(Dataset rows about figures)
* begin *
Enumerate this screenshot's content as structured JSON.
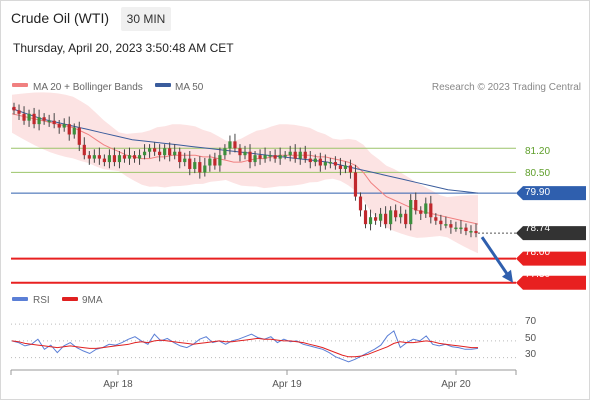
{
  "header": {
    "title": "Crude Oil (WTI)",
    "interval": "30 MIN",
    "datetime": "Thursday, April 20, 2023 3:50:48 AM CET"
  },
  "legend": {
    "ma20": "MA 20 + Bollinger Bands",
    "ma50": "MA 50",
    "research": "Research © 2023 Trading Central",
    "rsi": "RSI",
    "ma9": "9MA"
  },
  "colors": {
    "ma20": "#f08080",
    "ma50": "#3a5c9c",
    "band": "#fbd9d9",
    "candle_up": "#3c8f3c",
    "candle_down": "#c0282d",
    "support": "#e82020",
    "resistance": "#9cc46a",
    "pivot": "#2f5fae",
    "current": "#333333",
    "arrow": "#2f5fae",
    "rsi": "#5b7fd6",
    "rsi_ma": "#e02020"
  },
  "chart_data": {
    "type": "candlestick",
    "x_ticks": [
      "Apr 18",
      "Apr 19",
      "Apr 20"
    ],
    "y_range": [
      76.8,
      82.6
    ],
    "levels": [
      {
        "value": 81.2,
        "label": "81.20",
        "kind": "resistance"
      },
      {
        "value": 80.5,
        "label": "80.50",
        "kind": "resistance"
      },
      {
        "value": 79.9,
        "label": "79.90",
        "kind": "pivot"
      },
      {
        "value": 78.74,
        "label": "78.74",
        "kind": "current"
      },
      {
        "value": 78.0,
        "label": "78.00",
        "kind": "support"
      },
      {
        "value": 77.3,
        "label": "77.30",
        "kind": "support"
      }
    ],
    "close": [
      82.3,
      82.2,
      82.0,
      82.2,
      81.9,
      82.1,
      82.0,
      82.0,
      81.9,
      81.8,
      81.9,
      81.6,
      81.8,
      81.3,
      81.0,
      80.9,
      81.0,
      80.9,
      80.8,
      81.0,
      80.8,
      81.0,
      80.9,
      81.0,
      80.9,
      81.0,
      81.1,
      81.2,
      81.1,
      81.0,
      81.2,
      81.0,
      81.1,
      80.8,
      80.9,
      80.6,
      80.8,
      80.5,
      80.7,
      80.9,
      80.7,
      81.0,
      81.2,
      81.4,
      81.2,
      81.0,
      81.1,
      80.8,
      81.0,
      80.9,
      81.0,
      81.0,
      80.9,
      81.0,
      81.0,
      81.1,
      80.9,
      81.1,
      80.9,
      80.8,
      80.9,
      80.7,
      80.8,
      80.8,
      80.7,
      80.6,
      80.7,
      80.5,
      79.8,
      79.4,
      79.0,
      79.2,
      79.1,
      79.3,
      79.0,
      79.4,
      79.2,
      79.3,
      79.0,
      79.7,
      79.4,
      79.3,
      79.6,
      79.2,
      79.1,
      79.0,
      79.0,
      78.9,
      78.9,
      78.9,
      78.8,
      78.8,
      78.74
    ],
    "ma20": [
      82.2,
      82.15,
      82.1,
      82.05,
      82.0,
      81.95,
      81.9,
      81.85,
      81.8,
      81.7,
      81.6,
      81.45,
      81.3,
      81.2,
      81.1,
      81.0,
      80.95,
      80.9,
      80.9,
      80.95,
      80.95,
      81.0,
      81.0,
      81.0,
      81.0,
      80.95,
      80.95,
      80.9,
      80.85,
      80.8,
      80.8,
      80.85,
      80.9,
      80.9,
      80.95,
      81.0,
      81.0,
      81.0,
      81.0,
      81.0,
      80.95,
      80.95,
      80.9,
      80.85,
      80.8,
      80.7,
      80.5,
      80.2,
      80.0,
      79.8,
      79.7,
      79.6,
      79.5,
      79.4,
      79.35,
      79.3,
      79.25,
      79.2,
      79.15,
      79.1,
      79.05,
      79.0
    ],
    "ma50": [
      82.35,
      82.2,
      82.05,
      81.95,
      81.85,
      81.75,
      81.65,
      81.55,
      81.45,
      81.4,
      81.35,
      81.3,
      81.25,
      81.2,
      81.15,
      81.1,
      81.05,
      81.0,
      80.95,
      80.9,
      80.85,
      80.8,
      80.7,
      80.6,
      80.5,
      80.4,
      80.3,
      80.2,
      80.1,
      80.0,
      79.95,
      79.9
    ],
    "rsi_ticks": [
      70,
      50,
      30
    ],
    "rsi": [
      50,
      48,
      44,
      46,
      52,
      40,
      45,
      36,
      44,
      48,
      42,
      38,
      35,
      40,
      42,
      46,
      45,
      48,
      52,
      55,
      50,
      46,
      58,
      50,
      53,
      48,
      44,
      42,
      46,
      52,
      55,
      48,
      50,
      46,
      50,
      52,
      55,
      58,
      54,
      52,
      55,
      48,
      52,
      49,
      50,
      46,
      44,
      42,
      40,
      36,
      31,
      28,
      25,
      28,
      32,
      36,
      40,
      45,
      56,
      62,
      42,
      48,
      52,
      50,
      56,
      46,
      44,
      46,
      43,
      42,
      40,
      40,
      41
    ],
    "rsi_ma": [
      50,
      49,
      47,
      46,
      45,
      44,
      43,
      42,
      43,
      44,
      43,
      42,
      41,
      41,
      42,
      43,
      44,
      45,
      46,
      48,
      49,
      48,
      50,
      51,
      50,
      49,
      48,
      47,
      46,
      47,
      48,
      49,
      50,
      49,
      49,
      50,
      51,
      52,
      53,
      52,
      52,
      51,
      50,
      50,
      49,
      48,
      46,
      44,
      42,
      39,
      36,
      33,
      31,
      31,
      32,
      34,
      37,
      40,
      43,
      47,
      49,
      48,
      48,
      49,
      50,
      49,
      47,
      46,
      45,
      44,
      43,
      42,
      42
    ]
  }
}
* end *
* begin *
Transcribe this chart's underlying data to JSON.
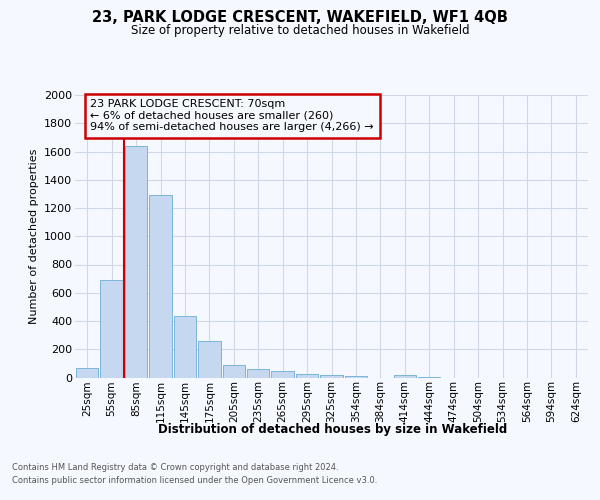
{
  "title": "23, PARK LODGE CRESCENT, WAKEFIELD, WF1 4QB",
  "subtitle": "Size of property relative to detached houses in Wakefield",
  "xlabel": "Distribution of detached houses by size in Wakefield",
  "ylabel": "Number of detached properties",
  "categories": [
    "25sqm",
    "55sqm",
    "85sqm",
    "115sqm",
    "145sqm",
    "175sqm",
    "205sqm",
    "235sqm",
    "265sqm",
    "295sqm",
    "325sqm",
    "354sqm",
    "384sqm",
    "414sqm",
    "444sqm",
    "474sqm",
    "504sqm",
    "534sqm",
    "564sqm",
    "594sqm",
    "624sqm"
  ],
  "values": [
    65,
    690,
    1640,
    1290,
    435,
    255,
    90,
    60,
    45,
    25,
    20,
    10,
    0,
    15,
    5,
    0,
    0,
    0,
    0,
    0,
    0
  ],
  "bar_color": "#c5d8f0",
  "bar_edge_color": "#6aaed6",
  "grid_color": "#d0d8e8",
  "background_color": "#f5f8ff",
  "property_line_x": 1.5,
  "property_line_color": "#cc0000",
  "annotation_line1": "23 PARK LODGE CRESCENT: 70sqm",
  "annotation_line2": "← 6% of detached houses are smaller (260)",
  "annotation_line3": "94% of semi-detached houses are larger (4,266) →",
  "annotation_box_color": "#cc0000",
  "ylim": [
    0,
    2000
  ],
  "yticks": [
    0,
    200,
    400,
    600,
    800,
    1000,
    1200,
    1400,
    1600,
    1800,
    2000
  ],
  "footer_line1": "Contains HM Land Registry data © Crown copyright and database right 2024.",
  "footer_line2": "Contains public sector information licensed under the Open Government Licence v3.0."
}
* end *
● Do this
Show the lines of the records that contain the word "Contains".

● Correct response
  "footer_line1": "Contains HM Land Registry data © Crown copyright and database right 2024.",
  "footer_line2": "Contains public sector information licensed under the Open Government Licence v3.0."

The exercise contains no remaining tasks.